* Directive
Look through the listing for the word "JSON". Copy each line that has it.

### The records ###

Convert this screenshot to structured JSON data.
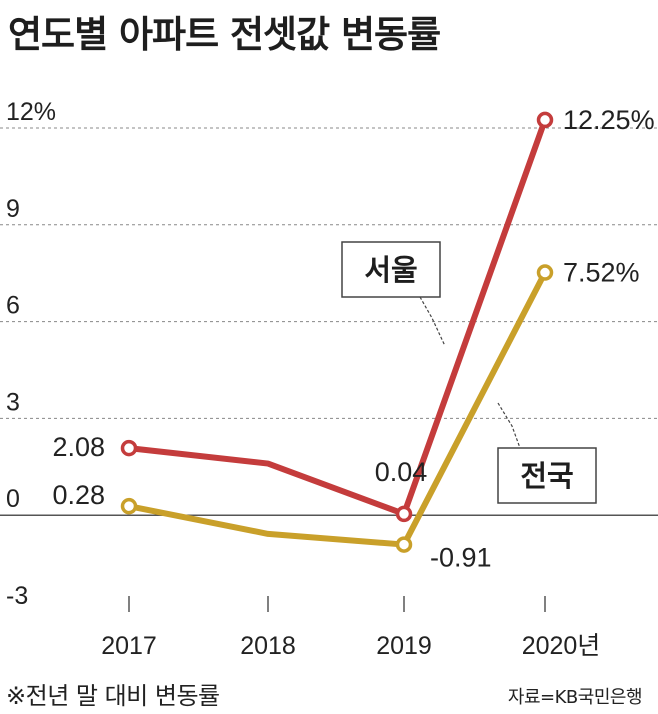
{
  "title": "연도별 아파트 전셋값 변동률",
  "note": "※전년 말 대비 변동률",
  "source": "자료=KB국민은행",
  "colors": {
    "seoul": "#c43c3c",
    "national": "#c9a02a",
    "zero_line": "#555555",
    "grid": "#888888"
  },
  "chart_data": {
    "type": "line",
    "title": "연도별 아파트 전셋값 변동률",
    "xlabel": "",
    "ylabel": "",
    "categories": [
      "2017",
      "2018",
      "2019",
      "2020년"
    ],
    "ylim": [
      -3,
      12
    ],
    "yticks": [
      "12%",
      "9",
      "6",
      "3",
      "0",
      "-3"
    ],
    "grid": "horizontal dashed",
    "series": [
      {
        "name": "서울",
        "values": [
          2.08,
          1.6,
          0.04,
          12.25
        ],
        "labels": [
          "2.08",
          "",
          "0.04",
          "12.25%"
        ]
      },
      {
        "name": "전국",
        "values": [
          0.28,
          -0.58,
          -0.91,
          7.52
        ],
        "labels": [
          "0.28",
          "",
          "-0.91",
          "7.52%"
        ]
      }
    ]
  }
}
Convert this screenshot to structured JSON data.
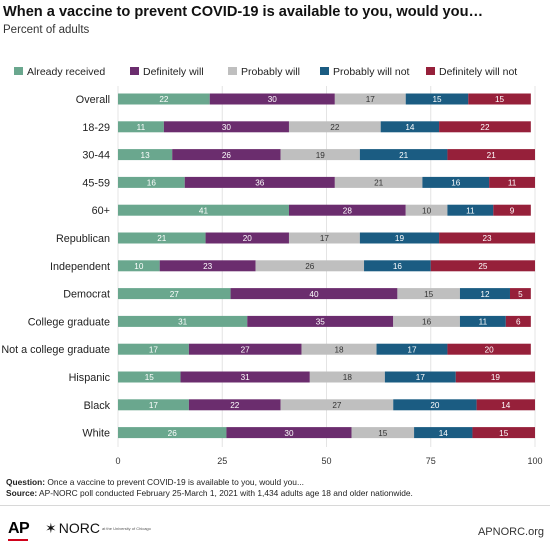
{
  "title": "When a vaccine to prevent COVID-19 is available to you, would you…",
  "subtitle": "Percent of adults",
  "chart_data": {
    "type": "bar",
    "orientation": "horizontal",
    "stacked": true,
    "categories": [
      "Overall",
      "18-29",
      "30-44",
      "45-59",
      "60+",
      "Republican",
      "Independent",
      "Democrat",
      "College graduate",
      "Not a college graduate",
      "Hispanic",
      "Black",
      "White"
    ],
    "series": [
      {
        "name": "Already received",
        "color": "#6aa78e",
        "values": [
          22,
          11,
          13,
          16,
          41,
          21,
          10,
          27,
          31,
          17,
          15,
          17,
          26
        ]
      },
      {
        "name": "Definitely will",
        "color": "#6b2d6e",
        "values": [
          30,
          30,
          26,
          36,
          28,
          20,
          23,
          40,
          35,
          27,
          31,
          22,
          30
        ]
      },
      {
        "name": "Probably will",
        "color": "#bfbfbf",
        "values": [
          17,
          22,
          19,
          21,
          10,
          17,
          26,
          15,
          16,
          18,
          18,
          27,
          15
        ]
      },
      {
        "name": "Probably will not",
        "color": "#1b5c82",
        "values": [
          15,
          14,
          21,
          16,
          11,
          19,
          16,
          12,
          11,
          17,
          17,
          20,
          14
        ]
      },
      {
        "name": "Definitely will not",
        "color": "#96203a",
        "values": [
          15,
          22,
          21,
          11,
          9,
          23,
          25,
          5,
          6,
          20,
          19,
          14,
          15
        ]
      }
    ],
    "xlim": [
      0,
      100
    ],
    "xticks": [
      "0",
      "25",
      "50",
      "75",
      "100"
    ],
    "grid": true,
    "legend": "top"
  },
  "footnote": {
    "question_label": "Question:",
    "question_text": " Once a vaccine to prevent COVID-19 is available to you, would you...",
    "source_label": "Source:",
    "source_text": " AP-NORC poll conducted February 25-March 1, 2021 with 1,434 adults age 18 and older nationwide."
  },
  "footer": {
    "ap": "AP",
    "norc": "NORC",
    "norc_small": "at the University of Chicago",
    "site": "APNORC.org"
  }
}
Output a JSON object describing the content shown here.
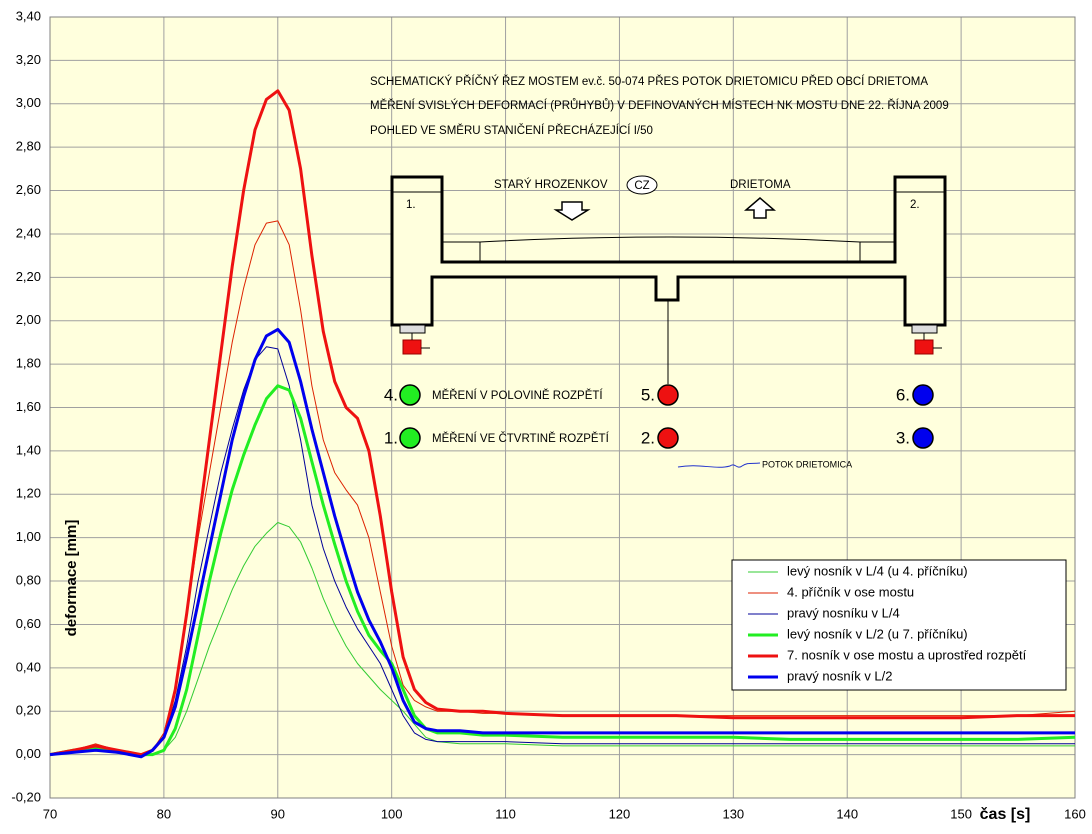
{
  "chart_data": {
    "type": "line",
    "y_label": "deformace [mm]",
    "x_label": "čas [s]",
    "xlim": [
      70,
      160
    ],
    "xticks": [
      70,
      80,
      90,
      100,
      110,
      120,
      130,
      140,
      150,
      160
    ],
    "ylim": [
      -0.2,
      3.4
    ],
    "yticks": [
      {
        "value": -0.2,
        "label": "-0,20"
      },
      {
        "value": 0,
        "label": "0,00"
      },
      {
        "value": 0.2,
        "label": "0,20"
      },
      {
        "value": 0.4,
        "label": "0,40"
      },
      {
        "value": 0.6,
        "label": "0,60"
      },
      {
        "value": 0.8,
        "label": "0,80"
      },
      {
        "value": 1.0,
        "label": "1,00"
      },
      {
        "value": 1.2,
        "label": "1,20"
      },
      {
        "value": 1.4,
        "label": "1,40"
      },
      {
        "value": 1.6,
        "label": "1,60"
      },
      {
        "value": 1.8,
        "label": "1,80"
      },
      {
        "value": 2.0,
        "label": "2,00"
      },
      {
        "value": 2.2,
        "label": "2,20"
      },
      {
        "value": 2.4,
        "label": "2,40"
      },
      {
        "value": 2.6,
        "label": "2,60"
      },
      {
        "value": 2.8,
        "label": "2,80"
      },
      {
        "value": 3.0,
        "label": "3,00"
      },
      {
        "value": 3.2,
        "label": "3,20"
      },
      {
        "value": 3.4,
        "label": "3,40"
      }
    ],
    "grid": true,
    "legend": "lower-right",
    "x": [
      70,
      72,
      74,
      76,
      78,
      79,
      80,
      81,
      82,
      83,
      84,
      85,
      86,
      87,
      88,
      89,
      90,
      91,
      92,
      93,
      94,
      95,
      96,
      97,
      98,
      99,
      100,
      101,
      102,
      103,
      104,
      106,
      108,
      110,
      115,
      120,
      125,
      130,
      135,
      140,
      145,
      150,
      155,
      160
    ],
    "series": [
      {
        "name": "levý nosník v L/4 (u 4. příčníku)",
        "color": "#33cc33",
        "linewidth": 1,
        "values": [
          0,
          0.02,
          0.04,
          0.02,
          0,
          0,
          0.02,
          0.08,
          0.2,
          0.35,
          0.5,
          0.63,
          0.76,
          0.87,
          0.96,
          1.02,
          1.07,
          1.05,
          0.98,
          0.86,
          0.72,
          0.6,
          0.5,
          0.42,
          0.36,
          0.3,
          0.25,
          0.2,
          0.14,
          0.08,
          0.06,
          0.05,
          0.05,
          0.05,
          0.04,
          0.04,
          0.04,
          0.04,
          0.04,
          0.04,
          0.04,
          0.04,
          0.04,
          0.04
        ]
      },
      {
        "name": "4. příčník v ose mostu",
        "color": "#dd2200",
        "linewidth": 1,
        "values": [
          0,
          0.02,
          0.05,
          0.02,
          0,
          0.02,
          0.1,
          0.3,
          0.65,
          1.0,
          1.3,
          1.6,
          1.9,
          2.15,
          2.35,
          2.45,
          2.46,
          2.35,
          2.05,
          1.7,
          1.45,
          1.3,
          1.22,
          1.15,
          1.0,
          0.75,
          0.5,
          0.32,
          0.25,
          0.22,
          0.2,
          0.2,
          0.19,
          0.19,
          0.18,
          0.18,
          0.18,
          0.18,
          0.18,
          0.18,
          0.18,
          0.18,
          0.18,
          0.2
        ]
      },
      {
        "name": "pravý nosníku v L/4",
        "color": "#000099",
        "linewidth": 1,
        "values": [
          0,
          0.01,
          0.03,
          0.01,
          -0.01,
          0.02,
          0.08,
          0.25,
          0.5,
          0.8,
          1.05,
          1.3,
          1.5,
          1.68,
          1.82,
          1.88,
          1.87,
          1.7,
          1.45,
          1.15,
          0.95,
          0.8,
          0.68,
          0.58,
          0.5,
          0.42,
          0.3,
          0.18,
          0.1,
          0.07,
          0.06,
          0.06,
          0.06,
          0.06,
          0.05,
          0.05,
          0.05,
          0.05,
          0.05,
          0.05,
          0.05,
          0.05,
          0.05,
          0.05
        ]
      },
      {
        "name": "levý nosník v L/2  (u 7. příčníku)",
        "color": "#22ee22",
        "linewidth": 3,
        "values": [
          0,
          0.02,
          0.03,
          0.01,
          0,
          0,
          0.02,
          0.12,
          0.3,
          0.55,
          0.8,
          1.02,
          1.22,
          1.38,
          1.52,
          1.64,
          1.7,
          1.68,
          1.55,
          1.35,
          1.15,
          0.97,
          0.8,
          0.66,
          0.55,
          0.48,
          0.42,
          0.3,
          0.18,
          0.12,
          0.1,
          0.1,
          0.09,
          0.09,
          0.08,
          0.08,
          0.08,
          0.08,
          0.07,
          0.07,
          0.07,
          0.07,
          0.07,
          0.08
        ]
      },
      {
        "name": "7. nosník v ose mostu a uprostřed rozpětí",
        "color": "#ee1111",
        "linewidth": 3,
        "values": [
          0,
          0.02,
          0.04,
          0.02,
          0,
          0.02,
          0.08,
          0.3,
          0.65,
          1.05,
          1.45,
          1.85,
          2.25,
          2.6,
          2.88,
          3.02,
          3.06,
          2.97,
          2.7,
          2.3,
          1.95,
          1.72,
          1.6,
          1.55,
          1.4,
          1.1,
          0.75,
          0.45,
          0.3,
          0.24,
          0.21,
          0.2,
          0.2,
          0.19,
          0.18,
          0.18,
          0.18,
          0.17,
          0.17,
          0.17,
          0.17,
          0.17,
          0.18,
          0.18
        ]
      },
      {
        "name": "pravý nosník v L/2",
        "color": "#0000ee",
        "linewidth": 3,
        "values": [
          0,
          0.01,
          0.02,
          0.01,
          -0.01,
          0.02,
          0.08,
          0.22,
          0.45,
          0.7,
          0.95,
          1.2,
          1.45,
          1.65,
          1.82,
          1.93,
          1.96,
          1.9,
          1.72,
          1.5,
          1.3,
          1.1,
          0.92,
          0.75,
          0.62,
          0.52,
          0.4,
          0.25,
          0.15,
          0.12,
          0.11,
          0.11,
          0.1,
          0.1,
          0.1,
          0.1,
          0.1,
          0.1,
          0.1,
          0.1,
          0.1,
          0.1,
          0.1,
          0.1
        ]
      }
    ],
    "annotations": [
      "SCHEMATICKÝ PŘÍČNÝ ŘEZ MOSTEM ev.č. 50-074 PŘES POTOK DRIETOMICU PŘED OBCÍ DRIETOMA",
      "MĚŘENÍ SVISLÝCH DEFORMACÍ (PRŮHYBŮ) V DEFINOVANÝCH MÍSTECH NK MOSTU DNE 22. ŘÍJNA 2009",
      "POHLED VE SMĚRU STANIČENÍ PŘECHÁZEJÍCÍ I/50",
      "STARÝ HROZENKOV",
      "CZ",
      "DRIETOMA",
      "1.",
      "2.",
      "4.",
      "MĚŘENÍ V POLOVINĚ ROZPĚTÍ",
      "5.",
      "6.",
      "1.",
      "MĚŘENÍ VE ČTVRTINĚ ROZPĚTÍ",
      "2.",
      "3.",
      "POTOK DRIETOMICA"
    ]
  }
}
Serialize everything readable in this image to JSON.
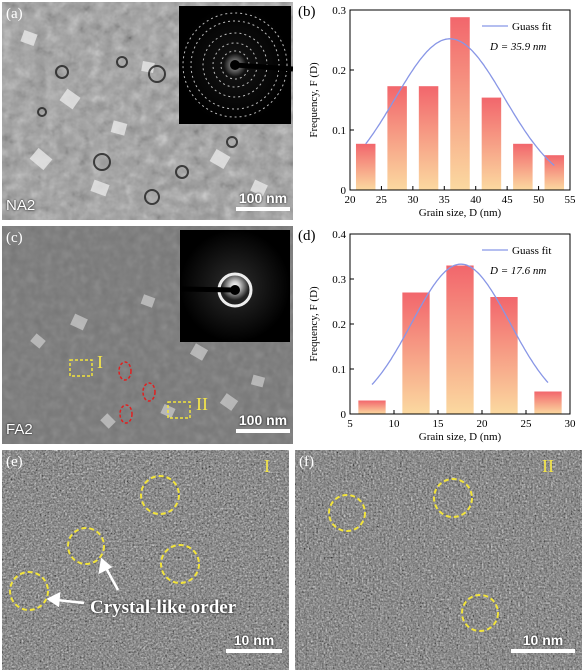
{
  "panels": {
    "a": {
      "label": "(a)",
      "sample": "NA2",
      "scale_bar": "100 nm"
    },
    "b": {
      "label": "(b)"
    },
    "c": {
      "label": "(c)",
      "sample": "FA2",
      "scale_bar": "100 nm",
      "region_I": "I",
      "region_II": "II"
    },
    "d": {
      "label": "(d)"
    },
    "e": {
      "label": "(e)",
      "region": "I",
      "annotation": "Crystal-like order",
      "scale_bar": "10 nm"
    },
    "f": {
      "label": "(f)",
      "region": "II",
      "scale_bar": "10 nm"
    }
  },
  "colors": {
    "bar_top": "#f2666c",
    "bar_bottom": "#fbd9a0",
    "fit_line": "#8896e6",
    "circle": "#f2e43c",
    "red_circle": "#e02020"
  },
  "chart_data": [
    {
      "type": "bar",
      "panel": "b",
      "xlabel": "Grain size, D (nm)",
      "ylabel": "Frequency, F (D)",
      "xlim": [
        20,
        55
      ],
      "ylim": [
        0,
        0.3
      ],
      "xticks": [
        20,
        25,
        30,
        35,
        40,
        45,
        50,
        55
      ],
      "yticks": [
        0,
        0.1,
        0.2,
        0.3
      ],
      "bin_width": 5,
      "x": [
        22.5,
        27.5,
        32.5,
        37.5,
        42.5,
        47.5,
        52.5
      ],
      "values": [
        0.077,
        0.173,
        0.173,
        0.288,
        0.154,
        0.077,
        0.058
      ],
      "fit": {
        "name": "Guass fit",
        "mean": 35.9,
        "sigma": 8.7,
        "peak": 0.252
      },
      "annotation": "D = 35.9 nm",
      "legend": "top-right"
    },
    {
      "type": "bar",
      "panel": "d",
      "xlabel": "Grain size, D (nm)",
      "ylabel": "Frequency, F (D)",
      "xlim": [
        5,
        30
      ],
      "ylim": [
        0,
        0.4
      ],
      "xticks": [
        5,
        10,
        15,
        20,
        25,
        30
      ],
      "yticks": [
        0,
        0.1,
        0.2,
        0.3,
        0.4
      ],
      "bin_width": 5,
      "x": [
        7.5,
        12.5,
        17.5,
        22.5,
        27.5
      ],
      "values": [
        0.03,
        0.27,
        0.33,
        0.26,
        0.05
      ],
      "fit": {
        "name": "Guass fit",
        "mean": 17.6,
        "sigma": 5.6,
        "peak": 0.333
      },
      "annotation": "D = 17.6 nm",
      "legend": "top-right"
    }
  ]
}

###

* Expected answer
Convert this screenshot to structured JSON data.
Convert this screenshot to structured JSON data.
Output a JSON object describing the content shown here.
Serialize everything readable in this image to JSON.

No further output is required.